Chart and figure data ▸
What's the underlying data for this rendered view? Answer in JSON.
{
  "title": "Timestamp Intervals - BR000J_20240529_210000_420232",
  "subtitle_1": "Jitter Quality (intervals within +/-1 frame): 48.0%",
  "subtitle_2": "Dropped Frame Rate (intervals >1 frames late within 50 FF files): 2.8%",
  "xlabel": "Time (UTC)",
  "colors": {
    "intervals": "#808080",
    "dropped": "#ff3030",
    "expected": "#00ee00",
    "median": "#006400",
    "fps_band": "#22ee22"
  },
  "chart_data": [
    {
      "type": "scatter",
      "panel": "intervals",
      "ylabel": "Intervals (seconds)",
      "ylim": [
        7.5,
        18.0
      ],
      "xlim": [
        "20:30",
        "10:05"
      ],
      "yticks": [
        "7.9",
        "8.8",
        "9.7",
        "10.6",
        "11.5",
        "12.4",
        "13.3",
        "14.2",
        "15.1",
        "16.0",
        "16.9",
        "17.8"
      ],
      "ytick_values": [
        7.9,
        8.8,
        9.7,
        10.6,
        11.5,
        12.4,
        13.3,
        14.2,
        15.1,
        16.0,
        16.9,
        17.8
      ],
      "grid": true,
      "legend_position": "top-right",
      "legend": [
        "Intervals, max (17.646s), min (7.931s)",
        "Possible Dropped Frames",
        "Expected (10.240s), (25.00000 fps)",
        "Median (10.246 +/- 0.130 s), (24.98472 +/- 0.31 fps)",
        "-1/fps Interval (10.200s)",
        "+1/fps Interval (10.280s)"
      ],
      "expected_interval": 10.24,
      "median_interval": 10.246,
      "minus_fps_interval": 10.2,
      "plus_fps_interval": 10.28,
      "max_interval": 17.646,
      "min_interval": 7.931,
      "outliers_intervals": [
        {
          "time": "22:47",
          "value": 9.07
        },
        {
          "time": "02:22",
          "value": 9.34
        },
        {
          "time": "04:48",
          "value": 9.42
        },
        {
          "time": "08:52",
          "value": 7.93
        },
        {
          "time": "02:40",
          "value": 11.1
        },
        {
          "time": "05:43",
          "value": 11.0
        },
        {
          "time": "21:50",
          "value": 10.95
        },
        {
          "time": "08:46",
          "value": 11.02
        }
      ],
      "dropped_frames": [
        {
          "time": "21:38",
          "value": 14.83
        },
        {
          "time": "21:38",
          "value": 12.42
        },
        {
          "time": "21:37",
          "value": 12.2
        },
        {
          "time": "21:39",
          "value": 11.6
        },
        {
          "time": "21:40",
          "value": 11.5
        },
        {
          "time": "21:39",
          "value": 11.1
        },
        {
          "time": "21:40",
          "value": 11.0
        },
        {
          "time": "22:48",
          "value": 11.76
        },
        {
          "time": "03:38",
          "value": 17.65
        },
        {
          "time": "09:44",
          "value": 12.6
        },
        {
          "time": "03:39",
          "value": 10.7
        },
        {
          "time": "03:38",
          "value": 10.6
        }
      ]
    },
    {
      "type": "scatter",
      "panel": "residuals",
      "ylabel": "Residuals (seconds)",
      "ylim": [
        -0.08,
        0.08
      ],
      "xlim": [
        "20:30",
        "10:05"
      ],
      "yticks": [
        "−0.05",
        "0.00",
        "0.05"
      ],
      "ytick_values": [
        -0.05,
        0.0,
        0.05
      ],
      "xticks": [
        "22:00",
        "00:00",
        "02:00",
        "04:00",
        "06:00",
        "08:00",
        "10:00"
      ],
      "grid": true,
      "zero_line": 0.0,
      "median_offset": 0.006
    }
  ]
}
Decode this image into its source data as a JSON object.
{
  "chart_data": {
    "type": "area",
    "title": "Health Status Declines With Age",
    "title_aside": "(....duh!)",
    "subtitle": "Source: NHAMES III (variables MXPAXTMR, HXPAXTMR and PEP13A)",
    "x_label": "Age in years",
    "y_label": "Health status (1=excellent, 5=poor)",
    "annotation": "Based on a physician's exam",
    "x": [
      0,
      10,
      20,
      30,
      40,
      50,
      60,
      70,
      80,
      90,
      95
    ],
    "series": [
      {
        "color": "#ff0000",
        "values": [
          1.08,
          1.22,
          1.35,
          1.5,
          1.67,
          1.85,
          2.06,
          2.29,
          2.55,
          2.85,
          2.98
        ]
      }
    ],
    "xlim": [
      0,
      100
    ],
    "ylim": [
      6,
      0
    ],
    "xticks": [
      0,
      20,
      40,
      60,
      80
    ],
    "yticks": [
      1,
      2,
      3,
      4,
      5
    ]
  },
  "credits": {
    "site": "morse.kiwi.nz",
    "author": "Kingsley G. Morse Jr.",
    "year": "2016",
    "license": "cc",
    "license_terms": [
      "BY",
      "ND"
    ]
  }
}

Written problem ▸
Reproduce every line of the material above exactly.

Full output ▸
What's the underlying data for this rendered view? Answer in JSON.
{
  "title": "Timestamp Intervals - BR000J_20240529_210000_420232",
  "subtitle_1": "Jitter Quality (intervals within +/-1 frame): 48.0%",
  "subtitle_2": "Dropped Frame Rate (intervals >1 frames late within 50 FF files): 2.8%",
  "xlabel": "Time (UTC)",
  "colors": {
    "intervals": "#808080",
    "dropped": "#ff3030",
    "expected": "#00ee00",
    "median": "#006400",
    "fps_band": "#22ee22"
  },
  "chart_data": [
    {
      "type": "scatter",
      "panel": "intervals",
      "ylabel": "Intervals (seconds)",
      "ylim": [
        7.5,
        18.0
      ],
      "xlim": [
        "20:30",
        "10:05"
      ],
      "yticks": [
        "7.9",
        "8.8",
        "9.7",
        "10.6",
        "11.5",
        "12.4",
        "13.3",
        "14.2",
        "15.1",
        "16.0",
        "16.9",
        "17.8"
      ],
      "ytick_values": [
        7.9,
        8.8,
        9.7,
        10.6,
        11.5,
        12.4,
        13.3,
        14.2,
        15.1,
        16.0,
        16.9,
        17.8
      ],
      "grid": true,
      "legend_position": "top-right",
      "legend": [
        "Intervals, max (17.646s), min (7.931s)",
        "Possible Dropped Frames",
        "Expected (10.240s), (25.00000 fps)",
        "Median (10.246 +/- 0.130 s), (24.98472 +/- 0.31 fps)",
        "-1/fps Interval (10.200s)",
        "+1/fps Interval (10.280s)"
      ],
      "expected_interval": 10.24,
      "median_interval": 10.246,
      "minus_fps_interval": 10.2,
      "plus_fps_interval": 10.28,
      "max_interval": 17.646,
      "min_interval": 7.931,
      "outliers_intervals": [
        {
          "time": "22:47",
          "value": 9.07
        },
        {
          "time": "02:22",
          "value": 9.34
        },
        {
          "time": "04:48",
          "value": 9.42
        },
        {
          "time": "08:52",
          "value": 7.93
        },
        {
          "time": "02:40",
          "value": 11.1
        },
        {
          "time": "05:43",
          "value": 11.0
        },
        {
          "time": "21:50",
          "value": 10.95
        },
        {
          "time": "08:46",
          "value": 11.02
        }
      ],
      "dropped_frames": [
        {
          "time": "21:38",
          "value": 14.83
        },
        {
          "time": "21:38",
          "value": 12.42
        },
        {
          "time": "21:37",
          "value": 12.2
        },
        {
          "time": "21:39",
          "value": 11.6
        },
        {
          "time": "21:40",
          "value": 11.5
        },
        {
          "time": "21:39",
          "value": 11.1
        },
        {
          "time": "21:40",
          "value": 11.0
        },
        {
          "time": "22:48",
          "value": 11.76
        },
        {
          "time": "03:38",
          "value": 17.65
        },
        {
          "time": "09:44",
          "value": 12.6
        },
        {
          "time": "03:39",
          "value": 10.7
        },
        {
          "time": "03:38",
          "value": 10.6
        }
      ]
    },
    {
      "type": "scatter",
      "panel": "residuals",
      "ylabel": "Residuals (seconds)",
      "ylim": [
        -0.08,
        0.08
      ],
      "xlim": [
        "20:30",
        "10:05"
      ],
      "yticks": [
        "−0.05",
        "0.00",
        "0.05"
      ],
      "ytick_values": [
        -0.05,
        0.0,
        0.05
      ],
      "xticks": [
        "22:00",
        "00:00",
        "02:00",
        "04:00",
        "06:00",
        "08:00",
        "10:00"
      ],
      "grid": true,
      "zero_line": 0.0,
      "median_offset": 0.006
    }
  ]
}
Decode this image into its source data as a JSON object.
{
  "chart_data": {
    "type": "area",
    "title": "Health Status Declines With Age",
    "title_aside": "(....duh!)",
    "subtitle": "Source: NHAMES III (variables MXPAXTMR, HXPAXTMR and PEP13A)",
    "x_label": "Age in years",
    "y_label": "Health status (1=excellent, 5=poor)",
    "annotation": "Based on a physician's exam",
    "x": [
      0,
      10,
      20,
      30,
      40,
      50,
      60,
      70,
      80,
      90,
      95
    ],
    "series": [
      {
        "color": "#ff0000",
        "values": [
          1.08,
          1.22,
          1.35,
          1.5,
          1.67,
          1.85,
          2.06,
          2.29,
          2.55,
          2.85,
          2.98
        ]
      }
    ],
    "xlim": [
      0,
      100
    ],
    "ylim": [
      6,
      0
    ],
    "xticks": [
      0,
      20,
      40,
      60,
      80
    ],
    "yticks": [
      1,
      2,
      3,
      4,
      5
    ]
  },
  "credits": {
    "site": "morse.kiwi.nz",
    "author": "Kingsley G. Morse Jr.",
    "year": "2016",
    "license": "cc",
    "license_terms": [
      "BY",
      "ND"
    ]
  }
}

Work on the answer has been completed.